DATA SUPPLIED:
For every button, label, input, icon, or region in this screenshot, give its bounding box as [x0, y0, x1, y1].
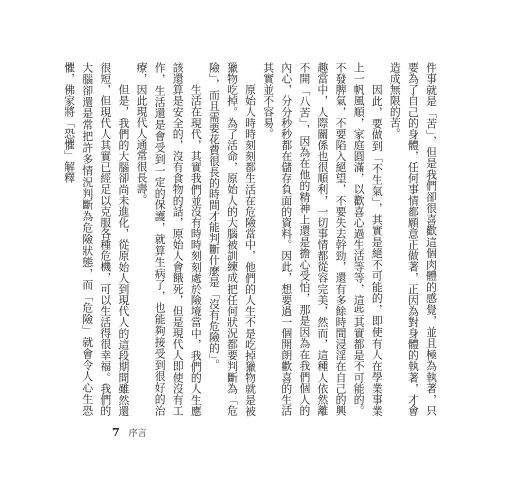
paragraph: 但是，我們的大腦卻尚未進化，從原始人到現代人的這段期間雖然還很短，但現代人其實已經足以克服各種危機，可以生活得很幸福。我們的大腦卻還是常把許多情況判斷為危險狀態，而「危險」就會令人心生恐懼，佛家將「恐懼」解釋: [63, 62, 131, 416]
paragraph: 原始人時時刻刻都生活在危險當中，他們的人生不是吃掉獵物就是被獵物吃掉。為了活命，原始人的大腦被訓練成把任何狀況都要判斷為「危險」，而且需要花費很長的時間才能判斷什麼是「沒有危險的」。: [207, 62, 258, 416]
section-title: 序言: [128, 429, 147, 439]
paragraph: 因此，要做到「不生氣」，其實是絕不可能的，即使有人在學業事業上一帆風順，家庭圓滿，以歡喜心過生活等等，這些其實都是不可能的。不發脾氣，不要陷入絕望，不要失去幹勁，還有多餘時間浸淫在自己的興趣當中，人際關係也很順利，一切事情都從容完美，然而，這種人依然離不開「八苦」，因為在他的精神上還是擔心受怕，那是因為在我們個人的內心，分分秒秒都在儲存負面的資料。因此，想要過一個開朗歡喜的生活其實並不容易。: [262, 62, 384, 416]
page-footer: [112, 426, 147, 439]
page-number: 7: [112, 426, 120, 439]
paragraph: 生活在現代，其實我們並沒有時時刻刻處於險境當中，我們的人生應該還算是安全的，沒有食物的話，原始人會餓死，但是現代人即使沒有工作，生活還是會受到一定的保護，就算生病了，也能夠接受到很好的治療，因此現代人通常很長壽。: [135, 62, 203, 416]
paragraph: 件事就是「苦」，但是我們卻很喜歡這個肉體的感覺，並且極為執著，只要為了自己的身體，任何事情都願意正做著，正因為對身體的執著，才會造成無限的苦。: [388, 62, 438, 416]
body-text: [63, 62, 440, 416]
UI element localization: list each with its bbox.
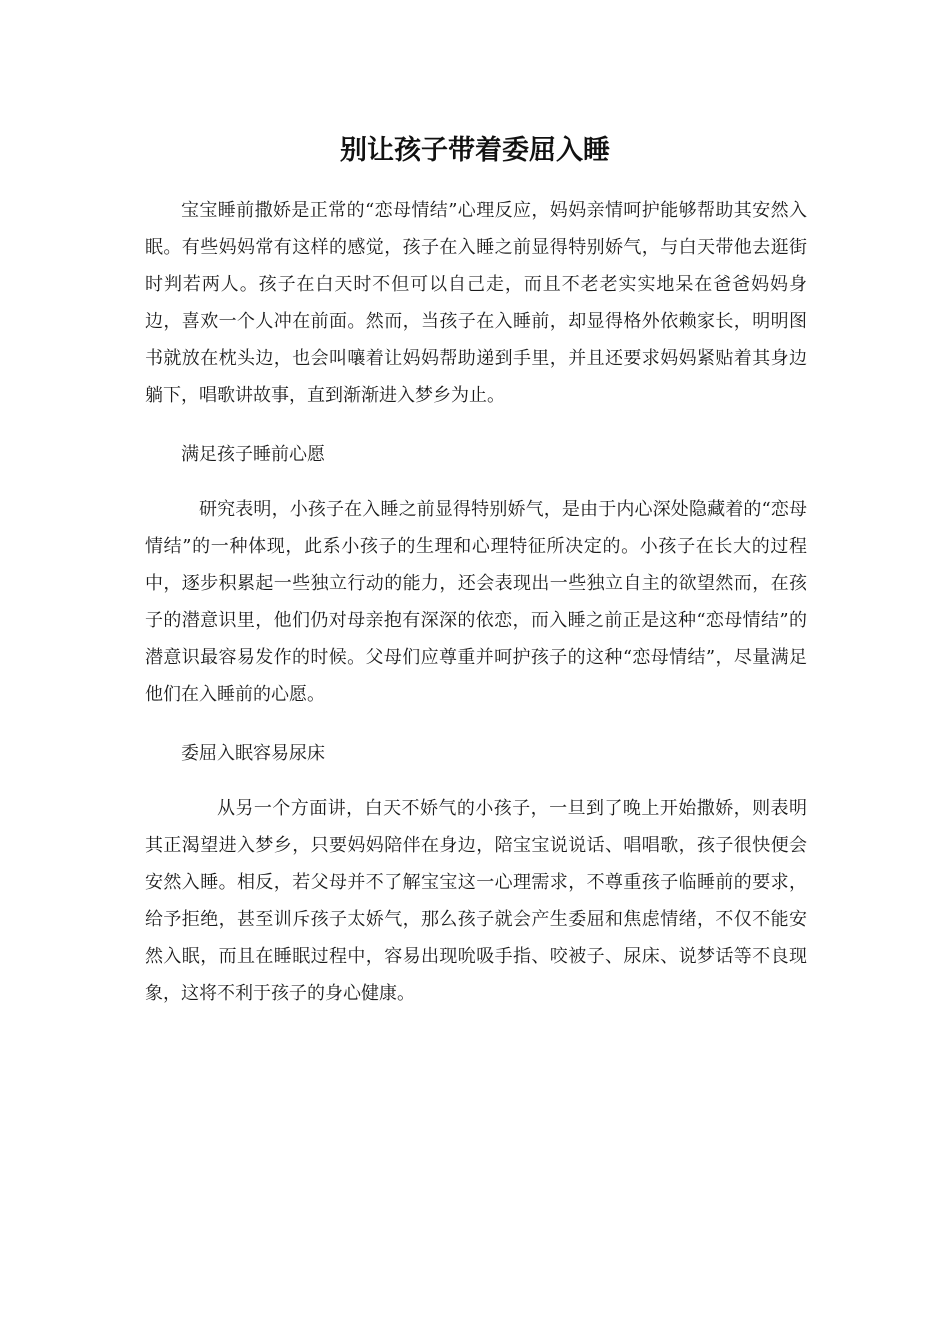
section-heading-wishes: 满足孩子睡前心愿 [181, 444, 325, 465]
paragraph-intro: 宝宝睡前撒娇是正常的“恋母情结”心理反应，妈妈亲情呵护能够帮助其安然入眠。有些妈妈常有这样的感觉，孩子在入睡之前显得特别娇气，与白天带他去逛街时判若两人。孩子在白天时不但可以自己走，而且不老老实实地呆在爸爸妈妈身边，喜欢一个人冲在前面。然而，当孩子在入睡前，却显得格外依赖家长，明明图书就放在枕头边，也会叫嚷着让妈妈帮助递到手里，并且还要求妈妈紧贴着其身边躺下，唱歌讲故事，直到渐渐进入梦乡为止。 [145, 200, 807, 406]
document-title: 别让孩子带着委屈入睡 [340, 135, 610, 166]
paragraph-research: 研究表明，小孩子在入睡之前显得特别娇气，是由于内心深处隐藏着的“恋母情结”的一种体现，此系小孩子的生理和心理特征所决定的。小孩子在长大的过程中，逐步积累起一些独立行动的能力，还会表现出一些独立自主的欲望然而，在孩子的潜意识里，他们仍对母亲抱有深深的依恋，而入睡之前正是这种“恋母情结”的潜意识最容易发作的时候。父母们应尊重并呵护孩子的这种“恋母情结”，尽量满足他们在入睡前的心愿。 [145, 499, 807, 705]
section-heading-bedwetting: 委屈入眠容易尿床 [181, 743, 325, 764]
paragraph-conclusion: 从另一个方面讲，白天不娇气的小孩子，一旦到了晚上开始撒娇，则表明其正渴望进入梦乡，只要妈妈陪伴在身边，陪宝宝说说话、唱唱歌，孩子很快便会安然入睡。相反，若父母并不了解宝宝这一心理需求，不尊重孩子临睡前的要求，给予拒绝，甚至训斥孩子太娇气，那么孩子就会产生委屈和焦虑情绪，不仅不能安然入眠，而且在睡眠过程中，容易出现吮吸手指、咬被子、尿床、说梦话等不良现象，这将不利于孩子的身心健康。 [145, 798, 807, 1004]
--
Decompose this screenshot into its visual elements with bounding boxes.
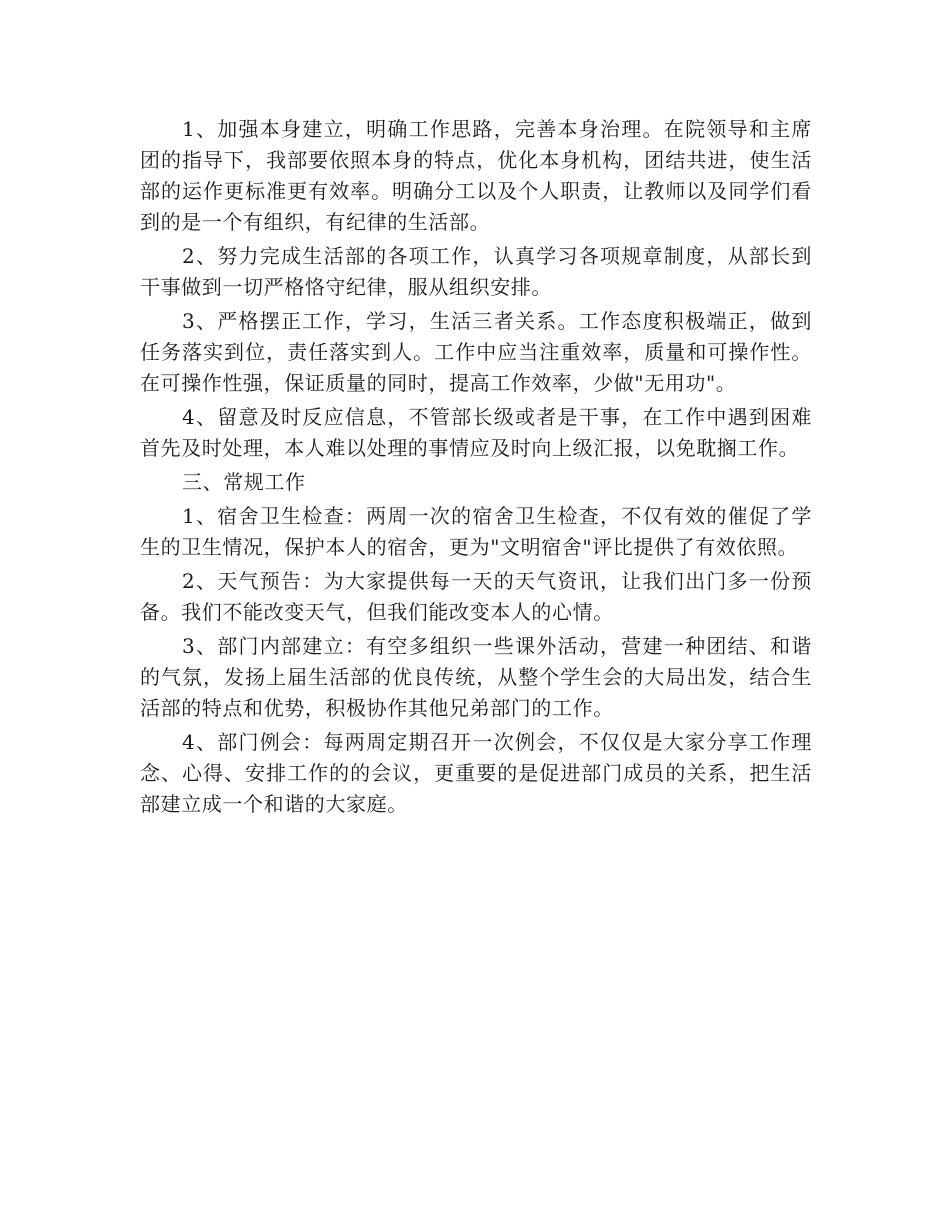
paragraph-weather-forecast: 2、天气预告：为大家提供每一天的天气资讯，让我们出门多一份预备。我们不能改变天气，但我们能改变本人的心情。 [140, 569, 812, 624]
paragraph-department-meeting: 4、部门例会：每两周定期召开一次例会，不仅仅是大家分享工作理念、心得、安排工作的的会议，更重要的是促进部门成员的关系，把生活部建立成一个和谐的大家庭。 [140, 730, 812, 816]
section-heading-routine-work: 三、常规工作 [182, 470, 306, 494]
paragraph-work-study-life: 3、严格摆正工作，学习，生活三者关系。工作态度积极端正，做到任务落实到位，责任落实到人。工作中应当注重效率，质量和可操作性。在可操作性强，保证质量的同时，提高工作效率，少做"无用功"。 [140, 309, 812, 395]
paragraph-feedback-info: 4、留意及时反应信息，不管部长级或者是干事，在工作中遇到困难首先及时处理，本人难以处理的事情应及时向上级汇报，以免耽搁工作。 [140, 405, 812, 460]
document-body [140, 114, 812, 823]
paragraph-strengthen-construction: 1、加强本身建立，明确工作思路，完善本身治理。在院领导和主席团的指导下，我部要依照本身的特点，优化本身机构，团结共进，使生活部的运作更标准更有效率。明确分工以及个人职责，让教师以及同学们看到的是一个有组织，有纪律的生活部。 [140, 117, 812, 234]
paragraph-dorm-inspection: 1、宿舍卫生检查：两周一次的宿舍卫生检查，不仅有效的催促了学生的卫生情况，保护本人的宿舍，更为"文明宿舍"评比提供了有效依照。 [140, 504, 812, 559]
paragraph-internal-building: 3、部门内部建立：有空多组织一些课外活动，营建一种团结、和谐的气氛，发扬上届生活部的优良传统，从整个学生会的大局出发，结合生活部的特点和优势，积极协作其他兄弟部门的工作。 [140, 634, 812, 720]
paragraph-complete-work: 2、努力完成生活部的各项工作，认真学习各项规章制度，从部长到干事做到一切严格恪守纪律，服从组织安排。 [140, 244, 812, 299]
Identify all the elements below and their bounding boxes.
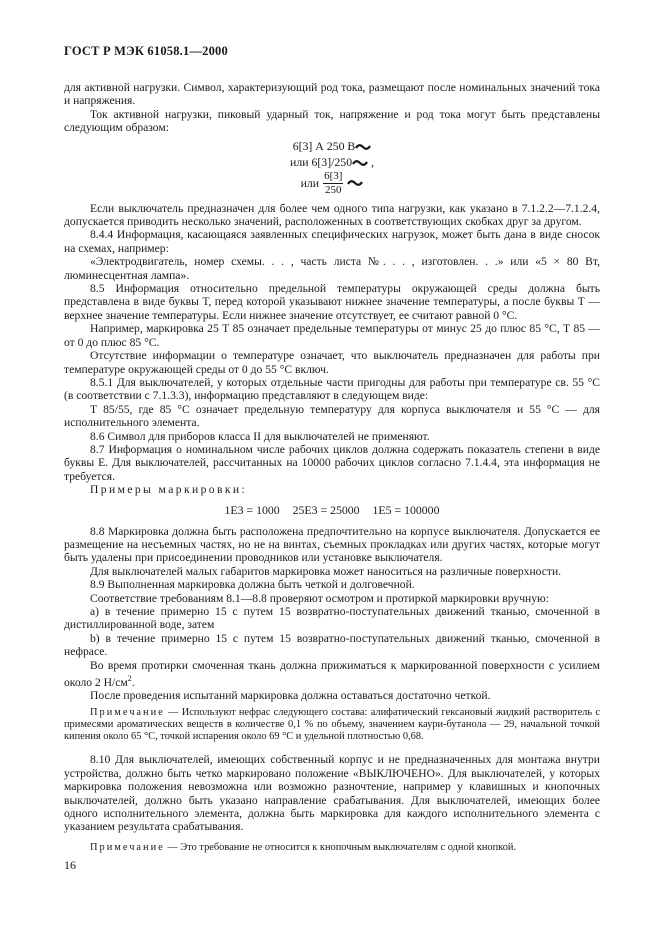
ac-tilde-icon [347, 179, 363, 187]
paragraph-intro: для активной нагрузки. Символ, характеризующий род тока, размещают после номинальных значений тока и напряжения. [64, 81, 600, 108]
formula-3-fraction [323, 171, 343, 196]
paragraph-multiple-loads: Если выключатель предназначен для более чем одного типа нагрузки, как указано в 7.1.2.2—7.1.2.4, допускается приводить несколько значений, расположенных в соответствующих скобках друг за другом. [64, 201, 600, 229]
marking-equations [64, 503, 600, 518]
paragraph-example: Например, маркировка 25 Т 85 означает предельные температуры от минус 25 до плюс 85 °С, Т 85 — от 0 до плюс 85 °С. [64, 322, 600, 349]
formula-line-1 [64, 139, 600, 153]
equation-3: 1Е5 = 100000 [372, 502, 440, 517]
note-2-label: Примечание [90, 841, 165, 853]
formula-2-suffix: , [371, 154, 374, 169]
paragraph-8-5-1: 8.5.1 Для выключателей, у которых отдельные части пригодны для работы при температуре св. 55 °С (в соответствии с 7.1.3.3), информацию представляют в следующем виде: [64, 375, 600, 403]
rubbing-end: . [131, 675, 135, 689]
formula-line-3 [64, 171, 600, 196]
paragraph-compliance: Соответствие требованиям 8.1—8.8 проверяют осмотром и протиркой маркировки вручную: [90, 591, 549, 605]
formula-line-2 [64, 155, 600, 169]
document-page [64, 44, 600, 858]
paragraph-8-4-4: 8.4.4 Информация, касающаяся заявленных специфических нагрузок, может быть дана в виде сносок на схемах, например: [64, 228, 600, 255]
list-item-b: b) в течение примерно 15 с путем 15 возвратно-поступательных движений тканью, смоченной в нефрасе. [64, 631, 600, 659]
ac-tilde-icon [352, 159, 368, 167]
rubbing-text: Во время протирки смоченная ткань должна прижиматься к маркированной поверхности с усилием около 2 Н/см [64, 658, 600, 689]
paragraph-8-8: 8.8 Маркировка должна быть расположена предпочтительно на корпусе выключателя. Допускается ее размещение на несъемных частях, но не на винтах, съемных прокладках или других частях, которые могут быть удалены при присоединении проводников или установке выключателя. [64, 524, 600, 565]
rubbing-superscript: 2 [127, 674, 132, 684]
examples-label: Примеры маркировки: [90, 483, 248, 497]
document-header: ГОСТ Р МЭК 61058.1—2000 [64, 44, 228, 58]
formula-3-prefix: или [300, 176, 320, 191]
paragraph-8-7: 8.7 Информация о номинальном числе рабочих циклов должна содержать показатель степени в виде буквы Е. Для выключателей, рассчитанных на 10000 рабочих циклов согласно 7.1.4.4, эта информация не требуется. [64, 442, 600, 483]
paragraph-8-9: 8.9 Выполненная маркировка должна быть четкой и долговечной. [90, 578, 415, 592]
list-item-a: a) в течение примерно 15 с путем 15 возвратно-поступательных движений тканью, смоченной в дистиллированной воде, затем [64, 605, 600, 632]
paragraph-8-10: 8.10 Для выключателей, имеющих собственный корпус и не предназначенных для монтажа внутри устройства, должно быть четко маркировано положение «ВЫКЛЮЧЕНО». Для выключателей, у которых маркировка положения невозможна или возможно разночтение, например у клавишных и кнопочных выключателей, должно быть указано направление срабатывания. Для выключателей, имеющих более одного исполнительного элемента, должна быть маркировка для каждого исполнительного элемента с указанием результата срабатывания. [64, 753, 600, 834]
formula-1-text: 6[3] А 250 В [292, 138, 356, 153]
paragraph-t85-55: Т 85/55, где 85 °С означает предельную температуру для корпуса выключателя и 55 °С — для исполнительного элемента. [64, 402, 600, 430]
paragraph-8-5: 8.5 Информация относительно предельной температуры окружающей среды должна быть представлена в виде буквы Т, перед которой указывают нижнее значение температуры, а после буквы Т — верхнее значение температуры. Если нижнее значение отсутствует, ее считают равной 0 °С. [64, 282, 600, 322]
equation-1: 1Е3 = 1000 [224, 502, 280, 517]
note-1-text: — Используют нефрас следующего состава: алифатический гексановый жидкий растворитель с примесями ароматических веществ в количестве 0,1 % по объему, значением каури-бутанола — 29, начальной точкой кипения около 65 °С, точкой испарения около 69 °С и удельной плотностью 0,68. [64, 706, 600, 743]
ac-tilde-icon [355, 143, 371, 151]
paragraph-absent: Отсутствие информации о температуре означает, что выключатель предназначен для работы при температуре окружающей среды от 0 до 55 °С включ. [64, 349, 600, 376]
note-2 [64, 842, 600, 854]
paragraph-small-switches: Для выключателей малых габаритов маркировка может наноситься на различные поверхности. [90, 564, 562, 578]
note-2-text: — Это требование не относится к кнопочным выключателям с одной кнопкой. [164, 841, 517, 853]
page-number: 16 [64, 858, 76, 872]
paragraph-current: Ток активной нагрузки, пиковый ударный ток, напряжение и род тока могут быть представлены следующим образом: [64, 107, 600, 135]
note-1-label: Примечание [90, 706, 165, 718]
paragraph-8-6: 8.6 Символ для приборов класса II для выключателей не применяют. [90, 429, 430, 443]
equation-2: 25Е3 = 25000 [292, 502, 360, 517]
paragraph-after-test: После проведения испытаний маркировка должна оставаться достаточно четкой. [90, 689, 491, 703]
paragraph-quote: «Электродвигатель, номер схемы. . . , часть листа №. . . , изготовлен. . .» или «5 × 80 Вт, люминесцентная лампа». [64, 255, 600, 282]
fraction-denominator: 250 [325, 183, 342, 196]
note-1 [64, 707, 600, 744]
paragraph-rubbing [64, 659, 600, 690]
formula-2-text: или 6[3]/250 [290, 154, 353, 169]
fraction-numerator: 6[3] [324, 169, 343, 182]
--
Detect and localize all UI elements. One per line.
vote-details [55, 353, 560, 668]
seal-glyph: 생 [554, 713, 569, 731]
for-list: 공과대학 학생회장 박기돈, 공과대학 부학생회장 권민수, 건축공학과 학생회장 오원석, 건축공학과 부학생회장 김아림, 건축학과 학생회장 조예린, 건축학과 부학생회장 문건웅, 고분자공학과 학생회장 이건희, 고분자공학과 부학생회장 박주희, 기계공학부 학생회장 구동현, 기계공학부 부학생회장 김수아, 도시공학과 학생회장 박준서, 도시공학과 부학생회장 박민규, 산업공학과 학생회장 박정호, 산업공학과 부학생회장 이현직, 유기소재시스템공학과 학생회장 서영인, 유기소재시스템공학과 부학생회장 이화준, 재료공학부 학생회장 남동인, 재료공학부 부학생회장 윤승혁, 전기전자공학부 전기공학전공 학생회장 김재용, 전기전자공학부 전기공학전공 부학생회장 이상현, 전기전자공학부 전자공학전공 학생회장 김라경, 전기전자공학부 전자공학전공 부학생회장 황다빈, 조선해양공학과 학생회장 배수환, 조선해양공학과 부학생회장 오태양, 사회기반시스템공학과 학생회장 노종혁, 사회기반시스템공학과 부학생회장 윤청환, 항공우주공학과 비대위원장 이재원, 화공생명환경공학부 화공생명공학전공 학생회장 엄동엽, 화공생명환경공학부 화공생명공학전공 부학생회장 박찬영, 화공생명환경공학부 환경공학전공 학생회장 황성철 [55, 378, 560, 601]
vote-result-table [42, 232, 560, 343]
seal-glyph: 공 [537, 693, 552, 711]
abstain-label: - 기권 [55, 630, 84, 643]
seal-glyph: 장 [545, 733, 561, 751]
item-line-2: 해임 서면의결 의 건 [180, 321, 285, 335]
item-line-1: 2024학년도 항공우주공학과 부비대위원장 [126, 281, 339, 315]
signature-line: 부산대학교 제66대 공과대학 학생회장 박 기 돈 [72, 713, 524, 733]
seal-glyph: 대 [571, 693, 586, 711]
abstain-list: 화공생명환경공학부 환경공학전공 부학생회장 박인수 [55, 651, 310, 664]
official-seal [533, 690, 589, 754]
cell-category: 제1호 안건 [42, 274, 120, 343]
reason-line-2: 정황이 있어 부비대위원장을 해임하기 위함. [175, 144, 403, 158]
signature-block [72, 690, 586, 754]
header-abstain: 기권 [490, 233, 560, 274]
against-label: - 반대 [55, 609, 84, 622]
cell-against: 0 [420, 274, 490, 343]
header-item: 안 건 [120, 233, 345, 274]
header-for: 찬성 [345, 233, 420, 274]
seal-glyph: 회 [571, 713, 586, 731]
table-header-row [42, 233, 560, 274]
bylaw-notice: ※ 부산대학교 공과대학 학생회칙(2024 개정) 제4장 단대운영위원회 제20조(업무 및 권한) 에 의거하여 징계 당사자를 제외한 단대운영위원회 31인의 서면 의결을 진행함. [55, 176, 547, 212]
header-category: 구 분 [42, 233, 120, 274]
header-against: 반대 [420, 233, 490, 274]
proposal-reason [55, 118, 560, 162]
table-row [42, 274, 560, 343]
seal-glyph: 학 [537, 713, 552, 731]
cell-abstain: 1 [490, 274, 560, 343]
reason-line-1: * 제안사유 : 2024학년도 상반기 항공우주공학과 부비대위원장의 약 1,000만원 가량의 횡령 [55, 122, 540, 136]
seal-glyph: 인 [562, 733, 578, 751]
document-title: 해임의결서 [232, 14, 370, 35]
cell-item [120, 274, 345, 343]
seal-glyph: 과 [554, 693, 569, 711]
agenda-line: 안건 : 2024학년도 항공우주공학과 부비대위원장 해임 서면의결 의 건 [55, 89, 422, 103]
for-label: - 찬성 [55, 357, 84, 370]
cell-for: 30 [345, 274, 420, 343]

STATED TASK: Copy out the listing from the line with "569, 812, 624]" up to and including the line with "Identify all the", with every character kept the same.

ANSWER:
paragraph-weather-forecast: 2、天气预告：为大家提供每一天的天气资讯，让我们出门多一份预备。我们不能改变天气，但我们能改变本人的心情。 [140, 569, 812, 624]
paragraph-department-meeting: 4、部门例会：每两周定期召开一次例会，不仅仅是大家分享工作理念、心得、安排工作的的会议，更重要的是促进部门成员的关系，把生活部建立成一个和谐的大家庭。 [140, 730, 812, 816]
section-heading-routine-work: 三、常规工作 [182, 470, 306, 494]
paragraph-work-study-life: 3、严格摆正工作，学习，生活三者关系。工作态度积极端正，做到任务落实到位，责任落实到人。工作中应当注重效率，质量和可操作性。在可操作性强，保证质量的同时，提高工作效率，少做"无用功"。 [140, 309, 812, 395]
paragraph-feedback-info: 4、留意及时反应信息，不管部长级或者是干事，在工作中遇到困难首先及时处理，本人难以处理的事情应及时向上级汇报，以免耽搁工作。 [140, 405, 812, 460]
document-body [140, 114, 812, 823]
paragraph-strengthen-construction: 1、加强本身建立，明确工作思路，完善本身治理。在院领导和主席团的指导下，我部要依照本身的特点，优化本身机构，团结共进，使生活部的运作更标准更有效率。明确分工以及个人职责，让教师以及同学们看到的是一个有组织，有纪律的生活部。 [140, 117, 812, 234]
paragraph-dorm-inspection: 1、宿舍卫生检查：两周一次的宿舍卫生检查，不仅有效的催促了学生的卫生情况，保护本人的宿舍，更为"文明宿舍"评比提供了有效依照。 [140, 504, 812, 559]
paragraph-internal-building: 3、部门内部建立：有空多组织一些课外活动，营建一种团结、和谐的气氛，发扬上届生活部的优良传统，从整个学生会的大局出发，结合生活部的特点和优势，积极协作其他兄弟部门的工作。 [140, 634, 812, 720]
paragraph-complete-work: 2、努力完成生活部的各项工作，认真学习各项规章制度，从部长到干事做到一切严格恪守纪律，服从组织安排。 [140, 244, 812, 299]
Identify all the elements below and their bounding boxes.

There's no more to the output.